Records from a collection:
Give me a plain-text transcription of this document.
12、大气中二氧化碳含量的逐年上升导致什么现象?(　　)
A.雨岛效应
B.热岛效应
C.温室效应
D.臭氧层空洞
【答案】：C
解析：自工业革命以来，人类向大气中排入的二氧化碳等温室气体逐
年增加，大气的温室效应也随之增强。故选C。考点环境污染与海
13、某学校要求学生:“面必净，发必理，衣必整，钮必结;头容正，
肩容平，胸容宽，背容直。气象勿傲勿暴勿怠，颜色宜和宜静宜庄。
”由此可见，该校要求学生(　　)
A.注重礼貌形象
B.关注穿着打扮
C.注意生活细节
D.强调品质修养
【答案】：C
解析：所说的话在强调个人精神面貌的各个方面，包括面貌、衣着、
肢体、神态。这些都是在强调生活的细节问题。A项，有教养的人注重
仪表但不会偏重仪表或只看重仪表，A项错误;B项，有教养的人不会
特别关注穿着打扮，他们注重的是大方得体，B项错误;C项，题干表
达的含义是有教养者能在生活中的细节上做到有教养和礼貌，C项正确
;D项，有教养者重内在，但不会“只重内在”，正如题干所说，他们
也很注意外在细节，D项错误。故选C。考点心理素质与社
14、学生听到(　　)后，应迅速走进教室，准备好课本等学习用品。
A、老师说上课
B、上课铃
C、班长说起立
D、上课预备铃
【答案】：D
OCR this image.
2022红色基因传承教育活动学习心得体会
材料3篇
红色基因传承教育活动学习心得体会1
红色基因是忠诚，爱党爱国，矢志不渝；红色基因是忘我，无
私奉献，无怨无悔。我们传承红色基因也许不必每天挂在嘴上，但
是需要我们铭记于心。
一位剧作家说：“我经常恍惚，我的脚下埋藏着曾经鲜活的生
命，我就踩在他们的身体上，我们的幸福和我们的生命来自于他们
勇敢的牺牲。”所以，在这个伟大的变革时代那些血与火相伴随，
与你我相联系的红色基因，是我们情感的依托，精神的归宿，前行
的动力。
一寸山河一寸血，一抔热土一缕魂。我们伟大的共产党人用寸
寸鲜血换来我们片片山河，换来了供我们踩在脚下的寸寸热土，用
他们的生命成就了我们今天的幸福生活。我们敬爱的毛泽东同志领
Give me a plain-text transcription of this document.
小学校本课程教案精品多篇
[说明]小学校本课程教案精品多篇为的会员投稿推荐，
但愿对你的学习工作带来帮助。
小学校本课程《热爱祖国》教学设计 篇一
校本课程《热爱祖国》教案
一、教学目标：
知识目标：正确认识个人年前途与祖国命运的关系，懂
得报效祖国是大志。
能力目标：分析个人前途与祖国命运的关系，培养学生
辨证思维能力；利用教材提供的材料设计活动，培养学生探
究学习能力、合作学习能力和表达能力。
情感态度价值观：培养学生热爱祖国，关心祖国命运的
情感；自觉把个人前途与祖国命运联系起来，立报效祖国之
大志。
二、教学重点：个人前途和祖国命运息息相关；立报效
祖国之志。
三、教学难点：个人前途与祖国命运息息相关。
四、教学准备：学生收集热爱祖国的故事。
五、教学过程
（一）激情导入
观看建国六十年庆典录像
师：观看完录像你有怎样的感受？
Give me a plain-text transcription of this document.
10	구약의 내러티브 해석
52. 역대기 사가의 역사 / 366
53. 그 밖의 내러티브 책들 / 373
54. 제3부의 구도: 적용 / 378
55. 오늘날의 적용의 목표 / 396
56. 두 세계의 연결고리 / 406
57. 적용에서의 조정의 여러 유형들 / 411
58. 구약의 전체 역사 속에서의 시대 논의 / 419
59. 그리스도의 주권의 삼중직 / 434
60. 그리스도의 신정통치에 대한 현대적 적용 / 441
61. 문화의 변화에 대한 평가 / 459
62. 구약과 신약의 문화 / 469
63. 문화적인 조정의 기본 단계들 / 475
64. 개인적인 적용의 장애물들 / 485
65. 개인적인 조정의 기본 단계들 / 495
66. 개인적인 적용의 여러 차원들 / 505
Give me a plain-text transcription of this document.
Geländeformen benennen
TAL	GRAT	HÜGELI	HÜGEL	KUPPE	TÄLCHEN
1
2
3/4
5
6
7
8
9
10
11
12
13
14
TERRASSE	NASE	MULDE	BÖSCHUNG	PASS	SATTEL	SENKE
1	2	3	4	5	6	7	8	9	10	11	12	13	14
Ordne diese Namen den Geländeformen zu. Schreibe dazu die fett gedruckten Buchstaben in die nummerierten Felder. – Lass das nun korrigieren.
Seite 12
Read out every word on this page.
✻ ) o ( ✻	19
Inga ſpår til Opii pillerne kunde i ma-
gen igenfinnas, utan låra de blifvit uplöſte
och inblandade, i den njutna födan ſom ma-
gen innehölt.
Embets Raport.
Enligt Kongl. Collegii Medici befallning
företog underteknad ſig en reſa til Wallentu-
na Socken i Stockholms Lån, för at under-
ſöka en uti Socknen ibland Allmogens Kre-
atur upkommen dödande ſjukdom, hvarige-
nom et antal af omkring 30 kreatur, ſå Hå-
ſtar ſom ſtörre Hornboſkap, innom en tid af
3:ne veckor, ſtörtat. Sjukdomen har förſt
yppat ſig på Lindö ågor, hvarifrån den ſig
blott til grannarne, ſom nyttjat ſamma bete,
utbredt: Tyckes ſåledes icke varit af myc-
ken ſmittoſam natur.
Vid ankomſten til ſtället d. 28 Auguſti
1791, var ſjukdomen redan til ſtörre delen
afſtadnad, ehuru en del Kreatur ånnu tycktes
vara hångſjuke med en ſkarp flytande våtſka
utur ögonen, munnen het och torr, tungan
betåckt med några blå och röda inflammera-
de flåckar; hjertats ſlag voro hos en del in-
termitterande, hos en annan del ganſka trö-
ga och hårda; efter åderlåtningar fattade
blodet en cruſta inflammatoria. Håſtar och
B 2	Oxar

* _TASK DETAILS_
Your task is to repeat the data exactly; please include every line.

* _COMPLETE ANSWER_
Give me a plain-text transcription of this document.
12、大气中二氧化碳含量的逐年上升导致什么现象?(　　)
A.雨岛效应
B.热岛效应
C.温室效应
D.臭氧层空洞
【答案】：C
解析：自工业革命以来，人类向大气中排入的二氧化碳等温室气体逐
年增加，大气的温室效应也随之增强。故选C。考点环境污染与海
13、某学校要求学生:“面必净，发必理，衣必整，钮必结;头容正，
肩容平，胸容宽，背容直。气象勿傲勿暴勿怠，颜色宜和宜静宜庄。
”由此可见，该校要求学生(　　)
A.注重礼貌形象
B.关注穿着打扮
C.注意生活细节
D.强调品质修养
【答案】：C
解析：所说的话在强调个人精神面貌的各个方面，包括面貌、衣着、
肢体、神态。这些都是在强调生活的细节问题。A项，有教养的人注重
仪表但不会偏重仪表或只看重仪表，A项错误;B项，有教养的人不会
特别关注穿着打扮，他们注重的是大方得体，B项错误;C项，题干表
达的含义是有教养者能在生活中的细节上做到有教养和礼貌，C项正确
;D项，有教养者重内在，但不会“只重内在”，正如题干所说，他们
也很注意外在细节，D项错误。故选C。考点心理素质与社
14、学生听到(　　)后，应迅速走进教室，准备好课本等学习用品。
A、老师说上课
B、上课铃
C、班长说起立
D、上课预备铃
【答案】：D
OCR this image.
2022红色基因传承教育活动学习心得体会
材料3篇
红色基因传承教育活动学习心得体会1
红色基因是忠诚，爱党爱国，矢志不渝；红色基因是忘我，无
私奉献，无怨无悔。我们传承红色基因也许不必每天挂在嘴上，但
是需要我们铭记于心。
一位剧作家说：“我经常恍惚，我的脚下埋藏着曾经鲜活的生
命，我就踩在他们的身体上，我们的幸福和我们的生命来自于他们
勇敢的牺牲。”所以，在这个伟大的变革时代那些血与火相伴随，
与你我相联系的红色基因，是我们情感的依托，精神的归宿，前行
的动力。
一寸山河一寸血，一抔热土一缕魂。我们伟大的共产党人用寸
寸鲜血换来我们片片山河，换来了供我们踩在脚下的寸寸热土，用
他们的生命成就了我们今天的幸福生活。我们敬爱的毛泽东同志领
Give me a plain-text transcription of this document.
小学校本课程教案精品多篇
[说明]小学校本课程教案精品多篇为的会员投稿推荐，
但愿对你的学习工作带来帮助。
小学校本课程《热爱祖国》教学设计 篇一
校本课程《热爱祖国》教案
一、教学目标：
知识目标：正确认识个人年前途与祖国命运的关系，懂
得报效祖国是大志。
能力目标：分析个人前途与祖国命运的关系，培养学生
辨证思维能力；利用教材提供的材料设计活动，培养学生探
究学习能力、合作学习能力和表达能力。
情感态度价值观：培养学生热爱祖国，关心祖国命运的
情感；自觉把个人前途与祖国命运联系起来，立报效祖国之
大志。
二、教学重点：个人前途和祖国命运息息相关；立报效
祖国之志。
三、教学难点：个人前途与祖国命运息息相关。
四、教学准备：学生收集热爱祖国的故事。
五、教学过程
（一）激情导入
观看建国六十年庆典录像
师：观看完录像你有怎样的感受？
Give me a plain-text transcription of this document.
10	구약의 내러티브 해석
52. 역대기 사가의 역사 / 366
53. 그 밖의 내러티브 책들 / 373
54. 제3부의 구도: 적용 / 378
55. 오늘날의 적용의 목표 / 396
56. 두 세계의 연결고리 / 406
57. 적용에서의 조정의 여러 유형들 / 411
58. 구약의 전체 역사 속에서의 시대 논의 / 419
59. 그리스도의 주권의 삼중직 / 434
60. 그리스도의 신정통치에 대한 현대적 적용 / 441
61. 문화의 변화에 대한 평가 / 459
62. 구약과 신약의 문화 / 469
63. 문화적인 조정의 기본 단계들 / 475
64. 개인적인 적용의 장애물들 / 485
65. 개인적인 조정의 기본 단계들 / 495
66. 개인적인 적용의 여러 차원들 / 505
Give me a plain-text transcription of this document.
Geländeformen benennen
TAL	GRAT	HÜGELI	HÜGEL	KUPPE	TÄLCHEN
1
2
3/4
5
6
7
8
9
10
11
12
13
14
TERRASSE	NASE	MULDE	BÖSCHUNG	PASS	SATTEL	SENKE
1	2	3	4	5	6	7	8	9	10	11	12	13	14
Ordne diese Namen den Geländeformen zu. Schreibe dazu die fett gedruckten Buchstaben in die nummerierten Felder. – Lass das nun korrigieren.
Seite 12
Read out every word on this page.
✻ ) o ( ✻	19
Inga ſpår til Opii pillerne kunde i ma-
gen igenfinnas, utan låra de blifvit uplöſte
och inblandade, i den njutna födan ſom ma-
gen innehölt.
Embets Raport.
Enligt Kongl. Collegii Medici befallning
företog underteknad ſig en reſa til Wallentu-
na Socken i Stockholms Lån, för at under-
ſöka en uti Socknen ibland Allmogens Kre-
atur upkommen dödande ſjukdom, hvarige-
nom et antal af omkring 30 kreatur, ſå Hå-
ſtar ſom ſtörre Hornboſkap, innom en tid af
3:ne veckor, ſtörtat. Sjukdomen har förſt
yppat ſig på Lindö ågor, hvarifrån den ſig
blott til grannarne, ſom nyttjat ſamma bete,
utbredt: Tyckes ſåledes icke varit af myc-
ken ſmittoſam natur.
Vid ankomſten til ſtället d. 28 Auguſti
1791, var ſjukdomen redan til ſtörre delen
afſtadnad, ehuru en del Kreatur ånnu tycktes
vara hångſjuke med en ſkarp flytande våtſka
utur ögonen, munnen het och torr, tungan
betåckt med några blå och röda inflammera-
de flåckar; hjertats ſlag voro hos en del in-
termitterande, hos en annan del ganſka trö-
ga och hårda; efter åderlåtningar fattade
blodet en cruſta inflammatoria. Håſtar och
B 2	Oxar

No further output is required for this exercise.